▼▼▼

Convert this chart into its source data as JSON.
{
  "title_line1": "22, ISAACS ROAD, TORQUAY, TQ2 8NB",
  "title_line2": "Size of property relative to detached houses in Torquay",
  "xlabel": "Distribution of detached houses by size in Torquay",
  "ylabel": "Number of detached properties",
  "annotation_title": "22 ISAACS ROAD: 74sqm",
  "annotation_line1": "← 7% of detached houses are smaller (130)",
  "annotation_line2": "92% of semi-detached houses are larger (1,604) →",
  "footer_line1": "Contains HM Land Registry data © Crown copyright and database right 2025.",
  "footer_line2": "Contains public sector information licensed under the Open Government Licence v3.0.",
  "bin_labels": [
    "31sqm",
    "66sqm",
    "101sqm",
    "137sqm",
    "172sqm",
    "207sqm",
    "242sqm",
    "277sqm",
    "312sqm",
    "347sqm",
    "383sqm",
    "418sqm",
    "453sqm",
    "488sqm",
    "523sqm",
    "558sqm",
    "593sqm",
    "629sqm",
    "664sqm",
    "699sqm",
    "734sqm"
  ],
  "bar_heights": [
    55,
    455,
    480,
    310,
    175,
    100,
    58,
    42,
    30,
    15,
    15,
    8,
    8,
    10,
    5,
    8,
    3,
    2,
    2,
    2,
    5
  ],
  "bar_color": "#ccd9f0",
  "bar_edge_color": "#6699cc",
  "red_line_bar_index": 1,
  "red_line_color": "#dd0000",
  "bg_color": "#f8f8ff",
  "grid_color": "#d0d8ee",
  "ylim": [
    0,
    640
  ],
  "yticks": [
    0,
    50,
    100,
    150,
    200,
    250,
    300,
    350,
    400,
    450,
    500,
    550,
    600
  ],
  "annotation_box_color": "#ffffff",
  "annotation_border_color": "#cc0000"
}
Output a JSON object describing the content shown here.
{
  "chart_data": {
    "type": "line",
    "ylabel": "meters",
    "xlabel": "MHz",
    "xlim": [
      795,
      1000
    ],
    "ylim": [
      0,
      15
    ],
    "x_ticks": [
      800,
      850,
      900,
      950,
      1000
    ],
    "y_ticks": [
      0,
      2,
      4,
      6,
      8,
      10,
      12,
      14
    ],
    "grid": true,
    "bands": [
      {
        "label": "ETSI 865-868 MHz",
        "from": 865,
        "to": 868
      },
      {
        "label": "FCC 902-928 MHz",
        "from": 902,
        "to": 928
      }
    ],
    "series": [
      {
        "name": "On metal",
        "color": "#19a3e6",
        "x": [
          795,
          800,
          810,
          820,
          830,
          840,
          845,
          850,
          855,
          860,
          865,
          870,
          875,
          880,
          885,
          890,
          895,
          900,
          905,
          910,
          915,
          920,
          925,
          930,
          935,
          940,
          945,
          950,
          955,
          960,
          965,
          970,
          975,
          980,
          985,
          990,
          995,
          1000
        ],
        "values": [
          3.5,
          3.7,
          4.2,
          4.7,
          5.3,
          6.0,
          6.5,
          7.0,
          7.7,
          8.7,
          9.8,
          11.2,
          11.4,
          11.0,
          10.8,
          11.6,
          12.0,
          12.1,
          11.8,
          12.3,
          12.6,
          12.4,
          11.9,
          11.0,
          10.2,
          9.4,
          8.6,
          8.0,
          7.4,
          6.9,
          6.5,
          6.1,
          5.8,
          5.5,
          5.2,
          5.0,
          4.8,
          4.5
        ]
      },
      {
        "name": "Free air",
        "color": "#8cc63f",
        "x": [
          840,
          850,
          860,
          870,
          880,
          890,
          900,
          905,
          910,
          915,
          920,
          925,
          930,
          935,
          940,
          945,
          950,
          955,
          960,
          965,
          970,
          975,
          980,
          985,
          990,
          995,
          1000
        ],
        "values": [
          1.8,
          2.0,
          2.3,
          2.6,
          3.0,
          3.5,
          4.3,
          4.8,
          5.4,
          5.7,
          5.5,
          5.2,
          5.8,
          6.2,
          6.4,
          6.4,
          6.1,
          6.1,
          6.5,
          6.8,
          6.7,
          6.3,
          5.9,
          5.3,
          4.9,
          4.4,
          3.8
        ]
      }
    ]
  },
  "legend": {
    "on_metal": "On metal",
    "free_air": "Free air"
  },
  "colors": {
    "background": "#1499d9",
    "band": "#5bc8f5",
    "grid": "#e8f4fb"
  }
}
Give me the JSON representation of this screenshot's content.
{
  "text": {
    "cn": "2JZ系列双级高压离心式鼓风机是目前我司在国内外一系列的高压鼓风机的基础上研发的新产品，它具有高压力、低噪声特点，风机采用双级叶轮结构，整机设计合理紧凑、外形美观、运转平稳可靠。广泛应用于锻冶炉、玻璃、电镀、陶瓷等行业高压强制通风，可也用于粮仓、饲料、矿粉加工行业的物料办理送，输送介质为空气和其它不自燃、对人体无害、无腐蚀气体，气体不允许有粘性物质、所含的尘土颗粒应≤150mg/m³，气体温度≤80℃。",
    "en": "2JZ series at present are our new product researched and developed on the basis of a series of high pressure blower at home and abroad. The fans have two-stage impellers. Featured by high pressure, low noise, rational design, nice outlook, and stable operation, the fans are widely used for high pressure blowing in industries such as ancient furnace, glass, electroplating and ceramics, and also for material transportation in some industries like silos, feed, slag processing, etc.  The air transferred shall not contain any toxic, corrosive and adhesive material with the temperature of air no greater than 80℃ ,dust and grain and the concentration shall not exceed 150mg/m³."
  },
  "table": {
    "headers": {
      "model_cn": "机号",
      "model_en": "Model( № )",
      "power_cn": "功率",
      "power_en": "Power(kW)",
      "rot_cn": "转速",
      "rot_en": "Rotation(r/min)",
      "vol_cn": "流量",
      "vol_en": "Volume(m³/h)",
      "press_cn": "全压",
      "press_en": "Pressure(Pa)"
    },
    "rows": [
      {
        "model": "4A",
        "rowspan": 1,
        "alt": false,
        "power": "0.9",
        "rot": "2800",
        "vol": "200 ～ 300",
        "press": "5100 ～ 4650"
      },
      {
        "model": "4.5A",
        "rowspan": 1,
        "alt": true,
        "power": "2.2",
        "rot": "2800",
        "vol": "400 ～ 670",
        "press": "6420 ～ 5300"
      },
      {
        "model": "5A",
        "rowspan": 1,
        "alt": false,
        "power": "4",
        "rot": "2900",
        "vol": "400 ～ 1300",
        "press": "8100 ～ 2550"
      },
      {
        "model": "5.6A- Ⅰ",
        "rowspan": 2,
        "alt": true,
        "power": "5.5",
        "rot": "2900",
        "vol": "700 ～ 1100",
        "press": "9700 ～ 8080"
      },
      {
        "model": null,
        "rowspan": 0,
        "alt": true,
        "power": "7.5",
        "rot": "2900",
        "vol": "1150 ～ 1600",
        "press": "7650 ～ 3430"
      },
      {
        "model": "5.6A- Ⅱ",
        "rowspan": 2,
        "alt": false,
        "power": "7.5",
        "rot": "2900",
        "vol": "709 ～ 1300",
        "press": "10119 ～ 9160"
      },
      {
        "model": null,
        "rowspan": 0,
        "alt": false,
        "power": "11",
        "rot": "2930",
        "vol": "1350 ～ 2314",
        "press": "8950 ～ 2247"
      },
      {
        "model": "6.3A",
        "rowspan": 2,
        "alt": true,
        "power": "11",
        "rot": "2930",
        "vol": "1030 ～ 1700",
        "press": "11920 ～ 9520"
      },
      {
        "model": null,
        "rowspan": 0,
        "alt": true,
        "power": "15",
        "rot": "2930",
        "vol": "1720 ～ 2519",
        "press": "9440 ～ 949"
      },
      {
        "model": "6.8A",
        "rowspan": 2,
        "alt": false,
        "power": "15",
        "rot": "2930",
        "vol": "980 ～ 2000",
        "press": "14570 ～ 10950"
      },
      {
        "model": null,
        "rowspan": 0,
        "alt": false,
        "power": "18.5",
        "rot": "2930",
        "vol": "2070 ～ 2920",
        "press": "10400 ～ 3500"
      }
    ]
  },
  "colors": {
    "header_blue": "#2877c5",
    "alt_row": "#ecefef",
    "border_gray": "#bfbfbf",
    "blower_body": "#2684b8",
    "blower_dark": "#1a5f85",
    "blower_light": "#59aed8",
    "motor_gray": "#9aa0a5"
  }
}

▲▲▲

-- What is required --
Scan the listing above and copy all lines containing the word "houses".

-- Exercise result --
  "title_line2": "Size of property relative to detached houses in Torquay",
  "xlabel": "Distribution of detached houses by size in Torquay",
  "annotation_line1": "← 7% of detached houses are smaller (130)",
  "annotation_line2": "92% of semi-detached houses are larger (1,604) →",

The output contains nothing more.